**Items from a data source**
..........

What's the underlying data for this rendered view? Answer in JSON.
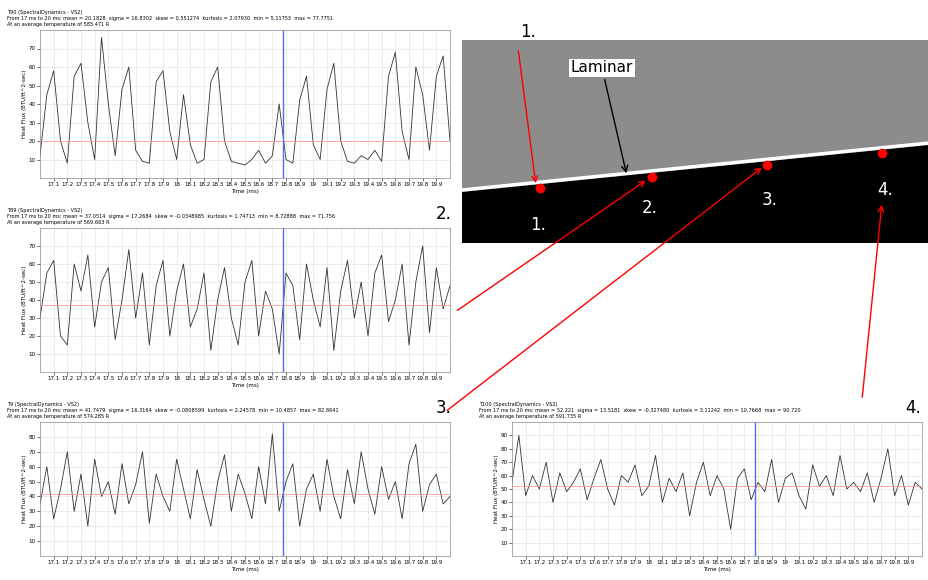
{
  "chart_data": [
    {
      "type": "line",
      "panel_label": "1.",
      "title": "T90 (SpectralDynamics - VS2)",
      "subtitle": "From 17 ms to 20 ms: mean = 20.1828  sigma = 16.8302  skew = 0.551274  kurtosis = 2.07930  min = 5.11753  max = 77.7751",
      "annotation": "At an average temperature of 585.471 R",
      "x_label": "Time (ms)",
      "y_label": "Heat Flux (BTU/ft^2-sec)",
      "x": [
        17.0,
        17.05,
        17.1,
        17.15,
        17.2,
        17.25,
        17.3,
        17.35,
        17.4,
        17.45,
        17.5,
        17.55,
        17.6,
        17.65,
        17.7,
        17.75,
        17.8,
        17.85,
        17.9,
        17.95,
        18.0,
        18.05,
        18.1,
        18.15,
        18.2,
        18.25,
        18.3,
        18.35,
        18.4,
        18.45,
        18.5,
        18.55,
        18.6,
        18.65,
        18.7,
        18.75,
        18.8,
        18.85,
        18.9,
        18.95,
        19.0,
        19.05,
        19.1,
        19.15,
        19.2,
        19.25,
        19.3,
        19.35,
        19.4,
        19.45,
        19.5,
        19.55,
        19.6,
        19.65,
        19.7,
        19.75,
        19.8,
        19.85,
        19.9,
        19.95,
        20.0
      ],
      "values": [
        12,
        45,
        58,
        20,
        8,
        55,
        62,
        30,
        10,
        76,
        40,
        12,
        48,
        60,
        15,
        9,
        8,
        52,
        58,
        25,
        10,
        45,
        18,
        8,
        10,
        52,
        60,
        20,
        9,
        8,
        7,
        10,
        15,
        8,
        12,
        40,
        10,
        8,
        42,
        55,
        18,
        10,
        48,
        62,
        20,
        9,
        8,
        12,
        10,
        15,
        9,
        55,
        68,
        25,
        10,
        60,
        45,
        15,
        55,
        66,
        20
      ],
      "color": "#333333",
      "reference_y": 20.1828,
      "reference_x": 18.78,
      "xlim": [
        17.0,
        20.0
      ],
      "xticks": [
        17.1,
        17.2,
        17.3,
        17.4,
        17.5,
        17.6,
        17.7,
        17.8,
        17.9,
        18,
        18.1,
        18.2,
        18.3,
        18.4,
        18.5,
        18.6,
        18.7,
        18.8,
        18.9,
        19,
        19.1,
        19.2,
        19.3,
        19.4,
        19.5,
        19.6,
        19.7,
        19.8,
        19.9
      ],
      "ylim": [
        0,
        80
      ],
      "yticks": [
        10,
        20,
        30,
        40,
        50,
        60,
        70
      ],
      "grid": true
    },
    {
      "type": "line",
      "panel_label": "2.",
      "title": "T89 (SpectralDynamics - VS2)",
      "subtitle": "From 17 ms to 20 ms: mean = 37.0514  sigma = 17.2684  skew = -0.0348985  kurtosis = 1.74713  min = 8.72888  max = 71.756",
      "annotation": "At an average temperature of 569.663 R",
      "x_label": "Time (ms)",
      "y_label": "Heat Flux (BTU/ft^2-sec)",
      "x": [
        17.0,
        17.05,
        17.1,
        17.15,
        17.2,
        17.25,
        17.3,
        17.35,
        17.4,
        17.45,
        17.5,
        17.55,
        17.6,
        17.65,
        17.7,
        17.75,
        17.8,
        17.85,
        17.9,
        17.95,
        18.0,
        18.05,
        18.1,
        18.15,
        18.2,
        18.25,
        18.3,
        18.35,
        18.4,
        18.45,
        18.5,
        18.55,
        18.6,
        18.65,
        18.7,
        18.75,
        18.8,
        18.85,
        18.9,
        18.95,
        19.0,
        19.05,
        19.1,
        19.15,
        19.2,
        19.25,
        19.3,
        19.35,
        19.4,
        19.45,
        19.5,
        19.55,
        19.6,
        19.65,
        19.7,
        19.75,
        19.8,
        19.85,
        19.9,
        19.95,
        20.0
      ],
      "values": [
        30,
        55,
        62,
        20,
        15,
        60,
        45,
        65,
        25,
        50,
        58,
        18,
        40,
        68,
        30,
        55,
        15,
        48,
        62,
        20,
        45,
        60,
        25,
        35,
        55,
        12,
        40,
        58,
        30,
        15,
        50,
        62,
        20,
        45,
        35,
        10,
        55,
        48,
        18,
        60,
        40,
        25,
        58,
        12,
        45,
        62,
        30,
        50,
        20,
        55,
        65,
        28,
        40,
        60,
        15,
        50,
        70,
        22,
        58,
        35,
        48
      ],
      "color": "#333333",
      "reference_y": 37.0514,
      "reference_x": 18.78,
      "xlim": [
        17.0,
        20.0
      ],
      "xticks": [
        17.1,
        17.2,
        17.3,
        17.4,
        17.5,
        17.6,
        17.7,
        17.8,
        17.9,
        18,
        18.1,
        18.2,
        18.3,
        18.4,
        18.5,
        18.6,
        18.7,
        18.8,
        18.9,
        19,
        19.1,
        19.2,
        19.3,
        19.4,
        19.5,
        19.6,
        19.7,
        19.8,
        19.9
      ],
      "ylim": [
        0,
        80
      ],
      "yticks": [
        10,
        20,
        30,
        40,
        50,
        60,
        70
      ],
      "grid": true
    },
    {
      "type": "line",
      "panel_label": "3.",
      "title": "T9 (SpectralDynamics - VS2)",
      "subtitle": "From 17 ms to 20 ms: mean = 41.7479  sigma = 16.3164  skew = -0.0808599  kurtosis = 2.24578  min = 10.4857  max = 82.8641",
      "annotation": "At an average temperature of 574.285 R",
      "x_label": "Time (ms)",
      "y_label": "Heat Flux (BTU/ft^2-sec)",
      "x": [
        17.0,
        17.05,
        17.1,
        17.15,
        17.2,
        17.25,
        17.3,
        17.35,
        17.4,
        17.45,
        17.5,
        17.55,
        17.6,
        17.65,
        17.7,
        17.75,
        17.8,
        17.85,
        17.9,
        17.95,
        18.0,
        18.05,
        18.1,
        18.15,
        18.2,
        18.25,
        18.3,
        18.35,
        18.4,
        18.45,
        18.5,
        18.55,
        18.6,
        18.65,
        18.7,
        18.75,
        18.8,
        18.85,
        18.9,
        18.95,
        19.0,
        19.05,
        19.1,
        19.15,
        19.2,
        19.25,
        19.3,
        19.35,
        19.4,
        19.45,
        19.5,
        19.55,
        19.6,
        19.65,
        19.7,
        19.75,
        19.8,
        19.85,
        19.9,
        19.95,
        20.0
      ],
      "values": [
        35,
        60,
        25,
        45,
        70,
        30,
        55,
        20,
        65,
        40,
        50,
        28,
        62,
        35,
        48,
        70,
        22,
        55,
        40,
        30,
        65,
        45,
        25,
        58,
        38,
        20,
        50,
        68,
        30,
        55,
        42,
        25,
        60,
        35,
        82,
        30,
        50,
        62,
        20,
        45,
        55,
        30,
        65,
        40,
        25,
        58,
        35,
        70,
        45,
        28,
        60,
        38,
        50,
        25,
        62,
        75,
        30,
        48,
        55,
        35,
        40
      ],
      "color": "#333333",
      "reference_y": 41.7479,
      "reference_x": 18.78,
      "xlim": [
        17.0,
        20.0
      ],
      "xticks": [
        17.1,
        17.2,
        17.3,
        17.4,
        17.5,
        17.6,
        17.7,
        17.8,
        17.9,
        18,
        18.1,
        18.2,
        18.3,
        18.4,
        18.5,
        18.6,
        18.7,
        18.8,
        18.9,
        19,
        19.1,
        19.2,
        19.3,
        19.4,
        19.5,
        19.6,
        19.7,
        19.8,
        19.9
      ],
      "ylim": [
        0,
        90
      ],
      "yticks": [
        10,
        20,
        30,
        40,
        50,
        60,
        70,
        80
      ],
      "grid": true
    },
    {
      "type": "line",
      "panel_label": "4.",
      "title": "T100 (SpectralDynamics - VS2)",
      "subtitle": "From 17 ms to 20 ms: mean = 52.221  sigma = 13.5181  skew = -0.327480  kurtosis = 3.11242  min = 10.7668  max = 90.720",
      "annotation": "At an average temperature of 591.735 R",
      "x_label": "Time (ms)",
      "y_label": "Heat Flux (BTU/ft^2-sec)",
      "x": [
        17.0,
        17.05,
        17.1,
        17.15,
        17.2,
        17.25,
        17.3,
        17.35,
        17.4,
        17.45,
        17.5,
        17.55,
        17.6,
        17.65,
        17.7,
        17.75,
        17.8,
        17.85,
        17.9,
        17.95,
        18.0,
        18.05,
        18.1,
        18.15,
        18.2,
        18.25,
        18.3,
        18.35,
        18.4,
        18.45,
        18.5,
        18.55,
        18.6,
        18.65,
        18.7,
        18.75,
        18.8,
        18.85,
        18.9,
        18.95,
        19.0,
        19.05,
        19.1,
        19.15,
        19.2,
        19.25,
        19.3,
        19.35,
        19.4,
        19.45,
        19.5,
        19.55,
        19.6,
        19.65,
        19.7,
        19.75,
        19.8,
        19.85,
        19.9,
        19.95,
        20.0
      ],
      "values": [
        55,
        90,
        45,
        60,
        50,
        70,
        40,
        62,
        48,
        55,
        65,
        42,
        58,
        72,
        50,
        38,
        60,
        55,
        68,
        45,
        52,
        75,
        40,
        58,
        48,
        62,
        30,
        55,
        70,
        45,
        60,
        50,
        20,
        58,
        65,
        42,
        55,
        48,
        72,
        40,
        58,
        62,
        45,
        35,
        68,
        52,
        60,
        45,
        75,
        50,
        55,
        48,
        62,
        40,
        58,
        80,
        45,
        60,
        38,
        55,
        50
      ],
      "color": "#333333",
      "reference_y": 52.221,
      "reference_x": 18.78,
      "xlim": [
        17.0,
        20.0
      ],
      "xticks": [
        17.1,
        17.2,
        17.3,
        17.4,
        17.5,
        17.6,
        17.7,
        17.8,
        17.9,
        18,
        18.1,
        18.2,
        18.3,
        18.4,
        18.5,
        18.6,
        18.7,
        18.8,
        18.9,
        19,
        19.1,
        19.2,
        19.3,
        19.4,
        19.5,
        19.6,
        19.7,
        19.8,
        19.9
      ],
      "ylim": [
        0,
        100
      ],
      "yticks": [
        10,
        20,
        30,
        40,
        50,
        60,
        70,
        80,
        90
      ],
      "grid": true
    }
  ],
  "image": {
    "annotation": "Laminar",
    "point_labels": [
      "1.",
      "2.",
      "3.",
      "4."
    ]
  }
}
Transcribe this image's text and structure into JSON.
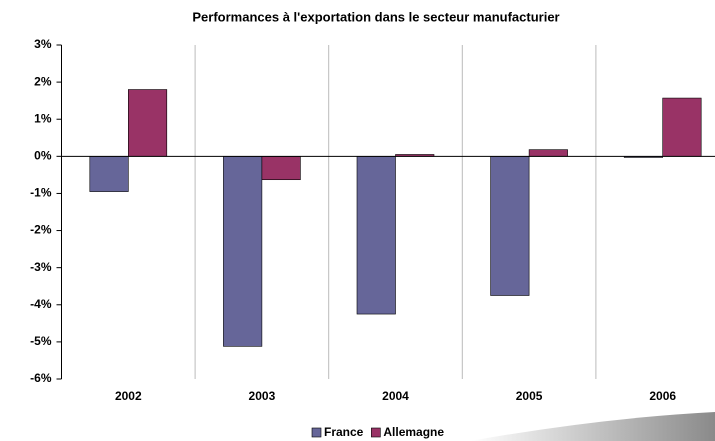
{
  "chart_data": {
    "type": "bar",
    "title": "Performances à l'exportation dans le secteur manufacturier",
    "categories": [
      "2002",
      "2003",
      "2004",
      "2005",
      "2006"
    ],
    "series": [
      {
        "name": "France",
        "color": "#666699",
        "values": [
          -0.95,
          -5.12,
          -4.25,
          -3.75,
          -0.03
        ]
      },
      {
        "name": "Allemagne",
        "color": "#993366",
        "values": [
          1.8,
          -0.63,
          0.05,
          0.18,
          1.57
        ]
      }
    ],
    "ylim": [
      -6,
      3
    ],
    "yticks": [
      {
        "value": 3,
        "label": "3%"
      },
      {
        "value": 2,
        "label": "2%"
      },
      {
        "value": 1,
        "label": "1%"
      },
      {
        "value": 0,
        "label": "0%"
      },
      {
        "value": -1,
        "label": "-1%"
      },
      {
        "value": -2,
        "label": "-2%"
      },
      {
        "value": -3,
        "label": "-3%"
      },
      {
        "value": -4,
        "label": "-4%"
      },
      {
        "value": -5,
        "label": "-5%"
      },
      {
        "value": -6,
        "label": "-6%"
      }
    ],
    "legend": "bottom"
  }
}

..........

**Goal**
In the entries above, find each line with the word "subtitle" and copy it.

**Solution to this exercise**
      "subtitle": "From 17 ms to 20 ms: mean = 20.1828  sigma = 16.8302  skew = 0.551274  kurtosis = 2.07930  min = 5.11753  max = 77.7751",
      "subtitle": "From 17 ms to 20 ms: mean = 37.0514  sigma = 17.2684  skew = -0.0348985  kurtosis = 1.74713  min = 8.72888  max = 71.756",
      "subtitle": "From 17 ms to 20 ms: mean = 41.7479  sigma = 16.3164  skew = -0.0808599  kurtosis = 2.24578  min = 10.4857  max = 82.8641",
      "subtitle": "From 17 ms to 20 ms: mean = 52.221  sigma = 13.5181  skew = -0.327480  kurtosis = 3.11242  min = 10.7668  max = 90.720",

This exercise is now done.